======== RECORD EXCERPTS ========
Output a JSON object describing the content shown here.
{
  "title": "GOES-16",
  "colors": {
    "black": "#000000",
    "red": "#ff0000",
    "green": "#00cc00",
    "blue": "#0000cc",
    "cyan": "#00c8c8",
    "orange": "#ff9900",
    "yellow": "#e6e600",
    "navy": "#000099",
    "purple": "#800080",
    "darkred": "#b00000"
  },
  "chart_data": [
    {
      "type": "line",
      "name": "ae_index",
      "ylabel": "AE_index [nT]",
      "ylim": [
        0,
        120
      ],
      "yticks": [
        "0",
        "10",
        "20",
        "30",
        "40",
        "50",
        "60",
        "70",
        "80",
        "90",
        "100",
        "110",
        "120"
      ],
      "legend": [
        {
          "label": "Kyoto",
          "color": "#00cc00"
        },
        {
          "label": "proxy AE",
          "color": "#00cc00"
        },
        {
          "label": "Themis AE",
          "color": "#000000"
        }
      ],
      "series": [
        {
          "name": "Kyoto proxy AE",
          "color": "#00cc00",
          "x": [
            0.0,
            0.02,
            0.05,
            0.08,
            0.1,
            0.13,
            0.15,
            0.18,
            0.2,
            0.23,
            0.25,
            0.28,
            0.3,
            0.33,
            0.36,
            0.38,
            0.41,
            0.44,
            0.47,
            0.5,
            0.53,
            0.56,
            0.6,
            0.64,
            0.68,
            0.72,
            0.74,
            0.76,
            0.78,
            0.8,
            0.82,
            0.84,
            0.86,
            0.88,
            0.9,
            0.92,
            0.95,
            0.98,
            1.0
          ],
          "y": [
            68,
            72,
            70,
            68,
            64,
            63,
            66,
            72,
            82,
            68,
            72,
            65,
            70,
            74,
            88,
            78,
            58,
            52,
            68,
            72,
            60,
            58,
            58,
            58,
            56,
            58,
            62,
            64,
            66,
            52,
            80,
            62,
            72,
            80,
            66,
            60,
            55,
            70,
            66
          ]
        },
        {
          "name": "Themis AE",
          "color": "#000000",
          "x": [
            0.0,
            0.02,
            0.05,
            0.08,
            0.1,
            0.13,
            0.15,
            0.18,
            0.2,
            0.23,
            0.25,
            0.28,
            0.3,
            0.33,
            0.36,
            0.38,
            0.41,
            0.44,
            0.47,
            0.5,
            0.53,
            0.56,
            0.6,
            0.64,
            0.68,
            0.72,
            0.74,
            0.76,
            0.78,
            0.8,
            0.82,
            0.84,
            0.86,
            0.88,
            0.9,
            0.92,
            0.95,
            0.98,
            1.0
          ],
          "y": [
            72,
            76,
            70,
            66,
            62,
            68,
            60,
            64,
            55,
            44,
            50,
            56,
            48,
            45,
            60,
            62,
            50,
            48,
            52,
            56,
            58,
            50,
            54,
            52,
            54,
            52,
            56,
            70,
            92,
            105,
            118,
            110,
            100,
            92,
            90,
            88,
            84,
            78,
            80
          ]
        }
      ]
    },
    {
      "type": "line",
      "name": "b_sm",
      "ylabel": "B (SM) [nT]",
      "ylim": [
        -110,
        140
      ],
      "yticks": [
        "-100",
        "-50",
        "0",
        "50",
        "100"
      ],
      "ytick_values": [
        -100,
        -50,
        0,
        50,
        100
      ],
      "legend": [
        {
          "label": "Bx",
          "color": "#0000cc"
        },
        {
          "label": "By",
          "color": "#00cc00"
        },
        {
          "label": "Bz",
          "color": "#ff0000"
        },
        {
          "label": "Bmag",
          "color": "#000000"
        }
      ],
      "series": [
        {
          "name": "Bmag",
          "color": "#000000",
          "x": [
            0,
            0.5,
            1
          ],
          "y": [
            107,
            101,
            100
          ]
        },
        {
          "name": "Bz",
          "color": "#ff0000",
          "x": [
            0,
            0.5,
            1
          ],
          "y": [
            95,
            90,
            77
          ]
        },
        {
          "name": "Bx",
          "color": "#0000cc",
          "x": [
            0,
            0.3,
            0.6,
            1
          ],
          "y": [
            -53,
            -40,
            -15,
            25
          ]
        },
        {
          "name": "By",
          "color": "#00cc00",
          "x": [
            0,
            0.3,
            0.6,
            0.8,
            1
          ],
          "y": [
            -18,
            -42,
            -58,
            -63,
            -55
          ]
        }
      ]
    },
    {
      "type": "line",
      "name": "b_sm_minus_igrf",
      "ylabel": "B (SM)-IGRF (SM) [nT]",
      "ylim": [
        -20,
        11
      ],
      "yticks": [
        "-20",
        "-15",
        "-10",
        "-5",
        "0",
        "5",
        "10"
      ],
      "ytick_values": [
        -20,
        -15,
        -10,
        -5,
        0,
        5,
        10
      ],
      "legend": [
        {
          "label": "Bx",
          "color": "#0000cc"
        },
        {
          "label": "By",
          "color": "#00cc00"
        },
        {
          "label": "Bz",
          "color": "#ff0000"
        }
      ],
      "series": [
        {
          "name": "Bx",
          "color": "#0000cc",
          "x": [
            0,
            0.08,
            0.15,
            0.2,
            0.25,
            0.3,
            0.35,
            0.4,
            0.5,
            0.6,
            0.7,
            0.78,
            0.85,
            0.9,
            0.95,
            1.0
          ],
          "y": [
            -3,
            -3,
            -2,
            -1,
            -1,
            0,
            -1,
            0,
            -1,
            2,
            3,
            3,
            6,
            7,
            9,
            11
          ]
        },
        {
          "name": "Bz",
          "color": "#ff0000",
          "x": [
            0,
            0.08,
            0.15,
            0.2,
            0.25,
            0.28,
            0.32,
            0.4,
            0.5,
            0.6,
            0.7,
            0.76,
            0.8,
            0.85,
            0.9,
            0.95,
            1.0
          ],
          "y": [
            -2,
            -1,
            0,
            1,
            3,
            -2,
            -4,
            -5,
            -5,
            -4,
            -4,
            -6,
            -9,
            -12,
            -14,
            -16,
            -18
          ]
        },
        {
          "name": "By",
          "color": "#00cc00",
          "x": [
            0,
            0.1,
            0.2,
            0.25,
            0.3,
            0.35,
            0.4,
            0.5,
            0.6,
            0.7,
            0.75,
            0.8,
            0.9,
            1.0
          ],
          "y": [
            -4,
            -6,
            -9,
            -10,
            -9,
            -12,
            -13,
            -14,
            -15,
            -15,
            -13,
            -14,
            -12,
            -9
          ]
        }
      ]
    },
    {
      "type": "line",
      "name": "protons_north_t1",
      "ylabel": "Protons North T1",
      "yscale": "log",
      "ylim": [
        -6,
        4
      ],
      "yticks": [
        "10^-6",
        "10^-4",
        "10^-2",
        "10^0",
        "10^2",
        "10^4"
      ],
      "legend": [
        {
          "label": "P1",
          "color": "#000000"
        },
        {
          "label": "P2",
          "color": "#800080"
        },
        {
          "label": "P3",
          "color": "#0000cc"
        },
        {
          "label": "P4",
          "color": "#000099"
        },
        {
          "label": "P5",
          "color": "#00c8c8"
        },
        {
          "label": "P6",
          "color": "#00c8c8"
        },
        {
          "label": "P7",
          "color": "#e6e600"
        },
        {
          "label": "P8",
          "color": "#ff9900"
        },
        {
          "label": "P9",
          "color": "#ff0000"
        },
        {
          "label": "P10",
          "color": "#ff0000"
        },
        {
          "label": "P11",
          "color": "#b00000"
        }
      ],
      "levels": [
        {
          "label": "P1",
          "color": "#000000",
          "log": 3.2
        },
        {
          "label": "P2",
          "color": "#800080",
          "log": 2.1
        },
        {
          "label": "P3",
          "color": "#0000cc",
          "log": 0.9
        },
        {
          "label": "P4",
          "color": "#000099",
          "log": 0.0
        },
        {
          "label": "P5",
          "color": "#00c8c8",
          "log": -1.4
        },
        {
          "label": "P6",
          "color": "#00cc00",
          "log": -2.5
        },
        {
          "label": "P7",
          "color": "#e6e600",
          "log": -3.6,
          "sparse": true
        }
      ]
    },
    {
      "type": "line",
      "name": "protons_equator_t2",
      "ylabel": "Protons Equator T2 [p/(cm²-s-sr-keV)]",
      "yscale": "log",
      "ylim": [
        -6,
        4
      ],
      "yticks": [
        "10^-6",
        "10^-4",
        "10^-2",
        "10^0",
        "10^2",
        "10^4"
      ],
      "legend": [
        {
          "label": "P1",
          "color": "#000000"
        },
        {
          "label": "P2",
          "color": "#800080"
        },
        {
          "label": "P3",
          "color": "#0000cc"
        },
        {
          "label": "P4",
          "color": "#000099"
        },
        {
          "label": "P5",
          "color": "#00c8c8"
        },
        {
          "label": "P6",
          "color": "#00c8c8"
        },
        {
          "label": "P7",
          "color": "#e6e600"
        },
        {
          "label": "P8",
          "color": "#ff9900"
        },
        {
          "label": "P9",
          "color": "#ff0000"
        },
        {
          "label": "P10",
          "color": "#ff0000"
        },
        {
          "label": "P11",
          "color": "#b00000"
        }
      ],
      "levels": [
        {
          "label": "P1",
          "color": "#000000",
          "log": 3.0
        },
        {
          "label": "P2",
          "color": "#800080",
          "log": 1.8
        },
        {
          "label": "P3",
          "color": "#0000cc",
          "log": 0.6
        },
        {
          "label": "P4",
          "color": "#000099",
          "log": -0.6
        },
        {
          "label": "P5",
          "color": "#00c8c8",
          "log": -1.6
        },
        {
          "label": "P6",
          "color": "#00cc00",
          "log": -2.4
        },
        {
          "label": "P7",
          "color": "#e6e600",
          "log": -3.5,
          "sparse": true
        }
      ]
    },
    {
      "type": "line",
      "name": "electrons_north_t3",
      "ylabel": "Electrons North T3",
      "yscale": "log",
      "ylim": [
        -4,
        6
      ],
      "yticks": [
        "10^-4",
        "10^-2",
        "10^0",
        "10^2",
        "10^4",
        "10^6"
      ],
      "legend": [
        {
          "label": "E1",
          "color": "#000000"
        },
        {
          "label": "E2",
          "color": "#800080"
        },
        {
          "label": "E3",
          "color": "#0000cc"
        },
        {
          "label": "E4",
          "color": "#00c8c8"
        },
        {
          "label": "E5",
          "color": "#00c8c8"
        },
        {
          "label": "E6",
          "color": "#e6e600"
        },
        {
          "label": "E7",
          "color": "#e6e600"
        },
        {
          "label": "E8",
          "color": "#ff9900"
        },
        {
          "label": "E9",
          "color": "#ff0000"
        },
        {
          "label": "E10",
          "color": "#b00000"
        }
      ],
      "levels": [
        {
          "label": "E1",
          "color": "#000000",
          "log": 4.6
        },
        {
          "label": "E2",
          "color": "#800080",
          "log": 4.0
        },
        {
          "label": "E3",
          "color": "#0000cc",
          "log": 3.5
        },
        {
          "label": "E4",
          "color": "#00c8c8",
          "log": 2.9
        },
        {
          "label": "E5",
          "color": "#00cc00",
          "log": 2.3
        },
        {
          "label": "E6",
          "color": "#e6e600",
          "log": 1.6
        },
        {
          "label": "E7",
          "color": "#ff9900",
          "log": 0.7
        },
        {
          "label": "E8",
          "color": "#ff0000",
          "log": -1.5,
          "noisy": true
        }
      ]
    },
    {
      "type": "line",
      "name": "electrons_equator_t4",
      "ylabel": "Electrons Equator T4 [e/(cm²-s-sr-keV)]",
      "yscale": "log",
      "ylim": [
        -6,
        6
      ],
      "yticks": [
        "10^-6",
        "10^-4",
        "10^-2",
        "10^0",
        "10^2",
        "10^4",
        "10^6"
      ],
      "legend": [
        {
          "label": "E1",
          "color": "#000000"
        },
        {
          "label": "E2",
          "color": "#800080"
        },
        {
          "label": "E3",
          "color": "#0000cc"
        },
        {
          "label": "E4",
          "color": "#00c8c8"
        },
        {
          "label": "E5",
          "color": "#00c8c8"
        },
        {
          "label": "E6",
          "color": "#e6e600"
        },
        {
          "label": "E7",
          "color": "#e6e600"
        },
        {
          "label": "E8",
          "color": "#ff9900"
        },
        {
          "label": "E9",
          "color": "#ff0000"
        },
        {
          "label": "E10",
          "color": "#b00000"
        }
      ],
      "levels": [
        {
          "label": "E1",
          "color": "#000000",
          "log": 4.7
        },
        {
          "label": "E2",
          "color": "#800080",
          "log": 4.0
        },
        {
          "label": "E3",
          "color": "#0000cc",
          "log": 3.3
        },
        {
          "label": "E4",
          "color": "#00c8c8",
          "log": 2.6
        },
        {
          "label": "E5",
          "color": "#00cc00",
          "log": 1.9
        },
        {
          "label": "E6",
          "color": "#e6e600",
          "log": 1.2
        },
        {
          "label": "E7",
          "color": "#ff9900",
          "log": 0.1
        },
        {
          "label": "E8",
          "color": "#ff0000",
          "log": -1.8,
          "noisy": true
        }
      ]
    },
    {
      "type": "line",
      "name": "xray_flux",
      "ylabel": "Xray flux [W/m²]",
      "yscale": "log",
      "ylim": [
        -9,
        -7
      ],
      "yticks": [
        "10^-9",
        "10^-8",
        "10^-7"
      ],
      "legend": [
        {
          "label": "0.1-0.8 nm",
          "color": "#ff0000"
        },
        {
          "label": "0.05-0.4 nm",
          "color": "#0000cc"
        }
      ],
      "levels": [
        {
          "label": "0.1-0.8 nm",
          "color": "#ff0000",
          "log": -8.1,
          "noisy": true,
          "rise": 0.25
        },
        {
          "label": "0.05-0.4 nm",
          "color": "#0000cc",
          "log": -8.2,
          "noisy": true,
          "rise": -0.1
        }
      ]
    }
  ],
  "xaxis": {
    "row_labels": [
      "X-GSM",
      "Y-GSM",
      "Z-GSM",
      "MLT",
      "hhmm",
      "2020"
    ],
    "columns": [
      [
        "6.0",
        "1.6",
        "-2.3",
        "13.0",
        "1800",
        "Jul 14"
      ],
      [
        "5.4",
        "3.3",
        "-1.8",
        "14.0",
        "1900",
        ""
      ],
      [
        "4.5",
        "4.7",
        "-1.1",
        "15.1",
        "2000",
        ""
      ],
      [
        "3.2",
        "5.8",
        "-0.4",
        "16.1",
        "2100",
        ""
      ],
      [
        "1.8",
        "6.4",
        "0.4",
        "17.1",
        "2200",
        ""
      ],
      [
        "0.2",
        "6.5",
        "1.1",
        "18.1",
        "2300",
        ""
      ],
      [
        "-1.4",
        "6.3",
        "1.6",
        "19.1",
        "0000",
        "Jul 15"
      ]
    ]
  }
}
========
* WHAT YOU HAVE TO DO: Indicate how many lines of the material include the word "ylabel"; the number alone is required.

* FINISHED TASK: 8